→ **Task to carry out**
Give every entry again, word for word and in full.

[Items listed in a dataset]
+ + + + + + +
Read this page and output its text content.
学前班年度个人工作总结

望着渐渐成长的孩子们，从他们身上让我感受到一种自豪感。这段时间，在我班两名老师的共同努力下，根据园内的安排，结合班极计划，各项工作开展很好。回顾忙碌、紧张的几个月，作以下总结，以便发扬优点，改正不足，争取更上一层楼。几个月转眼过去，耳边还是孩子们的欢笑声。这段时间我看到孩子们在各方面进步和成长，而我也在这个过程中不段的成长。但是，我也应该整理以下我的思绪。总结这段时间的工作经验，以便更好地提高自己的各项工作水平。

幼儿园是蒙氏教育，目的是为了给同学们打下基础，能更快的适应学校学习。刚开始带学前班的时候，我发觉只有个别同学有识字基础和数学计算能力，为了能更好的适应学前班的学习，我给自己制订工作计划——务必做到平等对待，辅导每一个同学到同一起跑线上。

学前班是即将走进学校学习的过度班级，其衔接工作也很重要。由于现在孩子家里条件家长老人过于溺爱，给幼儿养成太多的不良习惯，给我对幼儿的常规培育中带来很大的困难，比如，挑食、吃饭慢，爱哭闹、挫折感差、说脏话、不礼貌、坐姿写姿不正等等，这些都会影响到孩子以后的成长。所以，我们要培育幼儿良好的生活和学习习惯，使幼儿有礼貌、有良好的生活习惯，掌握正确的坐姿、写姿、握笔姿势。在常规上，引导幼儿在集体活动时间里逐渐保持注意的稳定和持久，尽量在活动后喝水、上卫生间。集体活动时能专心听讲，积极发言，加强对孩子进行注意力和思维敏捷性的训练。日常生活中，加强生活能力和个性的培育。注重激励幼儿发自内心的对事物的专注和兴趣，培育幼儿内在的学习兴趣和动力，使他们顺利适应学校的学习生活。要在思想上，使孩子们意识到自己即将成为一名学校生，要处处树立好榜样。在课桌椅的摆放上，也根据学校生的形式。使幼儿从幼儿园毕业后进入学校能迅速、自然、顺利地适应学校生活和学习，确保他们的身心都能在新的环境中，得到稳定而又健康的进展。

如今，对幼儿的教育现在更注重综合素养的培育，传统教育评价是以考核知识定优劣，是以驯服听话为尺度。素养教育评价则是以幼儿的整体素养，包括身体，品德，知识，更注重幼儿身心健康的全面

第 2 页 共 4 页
+ + + + + + +
→ **Result of this task**
Read this page and output its text content.
学前班年度个人工作总结

望着渐渐成长的孩子们，从他们身上让我感受到一种自豪感。这段时间，在我班两名老师的共同努力下，根据园内的安排，结合班极计划，各项工作开展很好。回顾忙碌、紧张的几个月，作以下总结，以便发扬优点，改正不足，争取更上一层楼。几个月转眼过去，耳边还是孩子们的欢笑声。这段时间我看到孩子们在各方面进步和成长，而我也在这个过程中不段的成长。但是，我也应该整理以下我的思绪。总结这段时间的工作经验，以便更好地提高自己的各项工作水平。

幼儿园是蒙氏教育，目的是为了给同学们打下基础，能更快的适应学校学习。刚开始带学前班的时候，我发觉只有个别同学有识字基础和数学计算能力，为了能更好的适应学前班的学习，我给自己制订工作计划——务必做到平等对待，辅导每一个同学到同一起跑线上。

学前班是即将走进学校学习的过度班级，其衔接工作也很重要。由于现在孩子家里条件家长老人过于溺爱，给幼儿养成太多的不良习惯，给我对幼儿的常规培育中带来很大的困难，比如，挑食、吃饭慢，爱哭闹、挫折感差、说脏话、不礼貌、坐姿写姿不正等等，这些都会影响到孩子以后的成长。所以，我们要培育幼儿良好的生活和学习习惯，使幼儿有礼貌、有良好的生活习惯，掌握正确的坐姿、写姿、握笔姿势。在常规上，引导幼儿在集体活动时间里逐渐保持注意的稳定和持久，尽量在活动后喝水、上卫生间。集体活动时能专心听讲，积极发言，加强对孩子进行注意力和思维敏捷性的训练。日常生活中，加强生活能力和个性的培育。注重激励幼儿发自内心的对事物的专注和兴趣，培育幼儿内在的学习兴趣和动力，使他们顺利适应学校的学习生活。要在思想上，使孩子们意识到自己即将成为一名学校生，要处处树立好榜样。在课桌椅的摆放上，也根据学校生的形式。使幼儿从幼儿园毕业后进入学校能迅速、自然、顺利地适应学校生活和学习，确保他们的身心都能在新的环境中，得到稳定而又健康的进展。

如今，对幼儿的教育现在更注重综合素养的培育，传统教育评价是以考核知识定优劣，是以驯服听话为尺度。素养教育评价则是以幼儿的整体素养，包括身体，品德，知识，更注重幼儿身心健康的全面

第 2 页 共 4 页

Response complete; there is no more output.